* _The task_
According to the Dave Schram biography below, in what year did he found his first production company, D.E. Filmproducties?

* _Exercise passage_
Content starts
Dutch film producer and director (born 1958)

Dave Schram (born 23 August 1958) is a Dutch film producer and director.

== Biography ==
Schram has been working in the film industry since 1973. He first appeared in front of the camera as an actor in the NCRV youth series Orimoa and in Achter de horizon is nog een land, later behind the camera in various disciplines: lighting, sound, camera, production, and directing. He worked as an assistant on productions such as Sabine, Flodder, Een vlucht Regenwulpen, Bekende gezichten, gemengde gevoelens, A Time to Die, and Still Smokin.

In 1974, Schram founded his first production company, D.E. Filmproducties. Thanks to an interview in Het Parool, they were commissioned in 1976 to make their first 16mm film, a film about Formula 1 racing that also featured James Hunt and Riccardo Patrese.

In 1989, He, along with his wife Maria Peters and producer Hans Pos, founded the film production company Shooting Star Filmcompany and its distribution arm Shooting Star Filmdistribution.

in 2007, Dave made his directorial debut with Timboektoe, he followed it up with Desperate (2008), Lover or Loser (2009) and Regret! (2013).

In 2022, Dave Schram criticized and considered taking legal action against Kijkwijzer for changing the rating of his 2002 film Peter Bell from AL (all ages) to 12, stating that "the filmmakers, cast, and crew are suffering financial losses as a result of the decision". Schram also felt that Kijkwijzer could've made a mistake and said "I can't imagine there's a single moment in the film that could offend anyone. It's such a sweet and enjoyable family film".

== Personal life ==
He is married to film producer Maria Peters and is the father of actors Quinten and Tessa Schram.
Content ends
* _Material provided_
Content starts
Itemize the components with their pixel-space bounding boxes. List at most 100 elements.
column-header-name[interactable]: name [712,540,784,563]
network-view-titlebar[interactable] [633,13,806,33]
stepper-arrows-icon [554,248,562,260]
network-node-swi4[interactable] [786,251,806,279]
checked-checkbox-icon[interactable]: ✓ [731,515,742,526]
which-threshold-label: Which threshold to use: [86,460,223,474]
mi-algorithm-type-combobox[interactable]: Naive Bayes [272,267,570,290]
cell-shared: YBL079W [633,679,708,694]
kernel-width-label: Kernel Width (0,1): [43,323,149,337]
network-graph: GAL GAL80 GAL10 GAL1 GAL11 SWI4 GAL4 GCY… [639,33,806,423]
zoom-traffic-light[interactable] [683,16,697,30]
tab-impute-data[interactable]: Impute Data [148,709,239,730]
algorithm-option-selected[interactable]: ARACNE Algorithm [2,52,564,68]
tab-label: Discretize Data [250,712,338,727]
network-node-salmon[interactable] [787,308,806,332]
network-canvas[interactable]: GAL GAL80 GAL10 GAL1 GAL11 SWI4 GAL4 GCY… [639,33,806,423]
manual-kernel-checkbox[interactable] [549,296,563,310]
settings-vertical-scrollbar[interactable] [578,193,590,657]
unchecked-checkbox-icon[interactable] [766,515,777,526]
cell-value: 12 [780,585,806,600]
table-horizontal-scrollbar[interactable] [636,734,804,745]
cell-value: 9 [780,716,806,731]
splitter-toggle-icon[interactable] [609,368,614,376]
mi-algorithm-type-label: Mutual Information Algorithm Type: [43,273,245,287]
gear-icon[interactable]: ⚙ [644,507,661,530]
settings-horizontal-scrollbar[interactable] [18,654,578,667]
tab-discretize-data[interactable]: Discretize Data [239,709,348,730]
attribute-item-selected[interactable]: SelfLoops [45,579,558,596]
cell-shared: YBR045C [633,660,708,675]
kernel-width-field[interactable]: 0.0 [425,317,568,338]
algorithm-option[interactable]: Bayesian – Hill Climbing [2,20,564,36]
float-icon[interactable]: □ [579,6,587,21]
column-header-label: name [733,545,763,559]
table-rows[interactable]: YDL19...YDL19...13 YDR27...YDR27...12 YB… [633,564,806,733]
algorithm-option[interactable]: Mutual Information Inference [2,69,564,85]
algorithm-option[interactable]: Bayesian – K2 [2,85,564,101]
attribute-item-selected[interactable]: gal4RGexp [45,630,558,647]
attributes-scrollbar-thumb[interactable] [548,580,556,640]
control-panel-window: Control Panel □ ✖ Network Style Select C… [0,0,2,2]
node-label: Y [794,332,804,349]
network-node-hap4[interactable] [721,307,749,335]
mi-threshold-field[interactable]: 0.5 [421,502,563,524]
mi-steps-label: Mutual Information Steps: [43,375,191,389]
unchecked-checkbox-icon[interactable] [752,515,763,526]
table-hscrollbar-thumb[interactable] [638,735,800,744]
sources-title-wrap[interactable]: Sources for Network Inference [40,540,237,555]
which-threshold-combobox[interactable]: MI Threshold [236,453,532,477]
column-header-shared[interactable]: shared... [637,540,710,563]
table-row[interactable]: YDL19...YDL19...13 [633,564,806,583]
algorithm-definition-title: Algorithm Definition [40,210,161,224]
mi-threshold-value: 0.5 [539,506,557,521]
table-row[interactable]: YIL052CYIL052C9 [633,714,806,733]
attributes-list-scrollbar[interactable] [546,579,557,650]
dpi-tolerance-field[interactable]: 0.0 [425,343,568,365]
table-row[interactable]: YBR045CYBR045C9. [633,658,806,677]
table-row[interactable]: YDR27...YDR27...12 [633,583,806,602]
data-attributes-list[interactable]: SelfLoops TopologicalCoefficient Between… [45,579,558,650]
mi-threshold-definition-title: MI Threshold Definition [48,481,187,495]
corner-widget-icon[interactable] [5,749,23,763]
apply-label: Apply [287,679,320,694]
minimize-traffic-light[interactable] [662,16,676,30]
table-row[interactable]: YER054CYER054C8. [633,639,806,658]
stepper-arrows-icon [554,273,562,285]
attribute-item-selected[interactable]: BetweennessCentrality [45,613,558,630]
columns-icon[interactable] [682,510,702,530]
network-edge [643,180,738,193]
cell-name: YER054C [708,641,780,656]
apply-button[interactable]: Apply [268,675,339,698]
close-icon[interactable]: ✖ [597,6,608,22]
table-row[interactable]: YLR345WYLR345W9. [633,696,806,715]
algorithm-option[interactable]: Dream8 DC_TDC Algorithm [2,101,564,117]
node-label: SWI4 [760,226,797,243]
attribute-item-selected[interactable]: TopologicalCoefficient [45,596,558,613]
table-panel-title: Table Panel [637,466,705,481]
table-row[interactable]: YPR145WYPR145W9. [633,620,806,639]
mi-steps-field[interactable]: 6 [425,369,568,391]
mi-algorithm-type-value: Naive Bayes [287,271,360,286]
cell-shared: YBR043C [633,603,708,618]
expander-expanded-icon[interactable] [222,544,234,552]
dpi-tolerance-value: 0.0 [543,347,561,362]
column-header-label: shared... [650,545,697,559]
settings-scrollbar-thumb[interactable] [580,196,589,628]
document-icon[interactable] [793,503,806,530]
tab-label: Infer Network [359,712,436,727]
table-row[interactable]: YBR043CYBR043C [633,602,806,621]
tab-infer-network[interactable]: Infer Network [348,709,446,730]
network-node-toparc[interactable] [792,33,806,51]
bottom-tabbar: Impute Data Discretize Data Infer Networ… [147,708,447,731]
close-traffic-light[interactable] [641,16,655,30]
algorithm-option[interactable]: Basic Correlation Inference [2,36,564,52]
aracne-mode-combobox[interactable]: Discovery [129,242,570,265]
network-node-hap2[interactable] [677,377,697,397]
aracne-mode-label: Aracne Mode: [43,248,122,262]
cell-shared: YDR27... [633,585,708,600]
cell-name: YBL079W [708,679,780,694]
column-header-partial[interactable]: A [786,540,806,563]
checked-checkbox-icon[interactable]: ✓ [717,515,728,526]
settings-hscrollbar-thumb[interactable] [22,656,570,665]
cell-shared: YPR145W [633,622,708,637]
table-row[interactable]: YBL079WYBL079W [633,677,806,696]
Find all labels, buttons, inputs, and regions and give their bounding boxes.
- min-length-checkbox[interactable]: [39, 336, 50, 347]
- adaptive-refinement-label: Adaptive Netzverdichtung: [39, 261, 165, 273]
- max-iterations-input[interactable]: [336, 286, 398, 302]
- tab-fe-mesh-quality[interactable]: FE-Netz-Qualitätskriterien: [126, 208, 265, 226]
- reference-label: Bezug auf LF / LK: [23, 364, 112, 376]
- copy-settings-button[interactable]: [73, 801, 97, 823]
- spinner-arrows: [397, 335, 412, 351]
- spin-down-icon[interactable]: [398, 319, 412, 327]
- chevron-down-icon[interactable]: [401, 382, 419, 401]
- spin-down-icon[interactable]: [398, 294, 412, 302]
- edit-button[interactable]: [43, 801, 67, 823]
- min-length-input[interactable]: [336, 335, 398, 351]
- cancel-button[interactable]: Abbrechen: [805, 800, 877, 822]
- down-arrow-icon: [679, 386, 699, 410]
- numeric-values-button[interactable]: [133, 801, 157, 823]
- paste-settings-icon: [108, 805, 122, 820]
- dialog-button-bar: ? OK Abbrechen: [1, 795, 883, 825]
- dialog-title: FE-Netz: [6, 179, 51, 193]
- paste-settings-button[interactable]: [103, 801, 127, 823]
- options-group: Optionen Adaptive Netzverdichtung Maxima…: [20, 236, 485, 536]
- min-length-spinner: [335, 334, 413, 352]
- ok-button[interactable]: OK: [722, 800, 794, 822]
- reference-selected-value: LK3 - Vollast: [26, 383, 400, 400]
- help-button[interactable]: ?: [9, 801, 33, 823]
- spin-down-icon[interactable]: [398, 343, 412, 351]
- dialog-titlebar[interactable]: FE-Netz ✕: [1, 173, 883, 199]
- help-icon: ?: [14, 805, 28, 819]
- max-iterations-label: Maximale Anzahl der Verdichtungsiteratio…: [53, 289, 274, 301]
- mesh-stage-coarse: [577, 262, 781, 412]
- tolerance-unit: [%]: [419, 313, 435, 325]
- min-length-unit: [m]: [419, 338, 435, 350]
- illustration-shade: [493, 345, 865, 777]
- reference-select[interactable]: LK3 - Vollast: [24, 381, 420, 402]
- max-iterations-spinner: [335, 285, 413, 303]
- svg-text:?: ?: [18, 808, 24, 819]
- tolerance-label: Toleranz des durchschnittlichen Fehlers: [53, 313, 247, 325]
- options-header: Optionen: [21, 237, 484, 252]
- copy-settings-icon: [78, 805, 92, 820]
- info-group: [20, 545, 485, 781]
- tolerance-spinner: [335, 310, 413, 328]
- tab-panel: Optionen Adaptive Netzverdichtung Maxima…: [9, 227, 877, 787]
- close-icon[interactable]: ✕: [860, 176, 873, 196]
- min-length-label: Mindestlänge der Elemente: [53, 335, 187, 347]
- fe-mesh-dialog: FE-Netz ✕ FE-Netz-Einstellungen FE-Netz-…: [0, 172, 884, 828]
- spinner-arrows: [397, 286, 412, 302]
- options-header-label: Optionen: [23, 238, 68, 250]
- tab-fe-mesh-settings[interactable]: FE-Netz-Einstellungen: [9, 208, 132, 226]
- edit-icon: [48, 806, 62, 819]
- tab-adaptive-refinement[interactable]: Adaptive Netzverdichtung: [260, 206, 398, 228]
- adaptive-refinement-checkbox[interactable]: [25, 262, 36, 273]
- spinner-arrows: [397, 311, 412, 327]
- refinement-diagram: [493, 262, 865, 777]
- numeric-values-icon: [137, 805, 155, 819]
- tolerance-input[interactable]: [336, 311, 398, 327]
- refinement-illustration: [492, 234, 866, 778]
Content ends
* _Your solution_
1974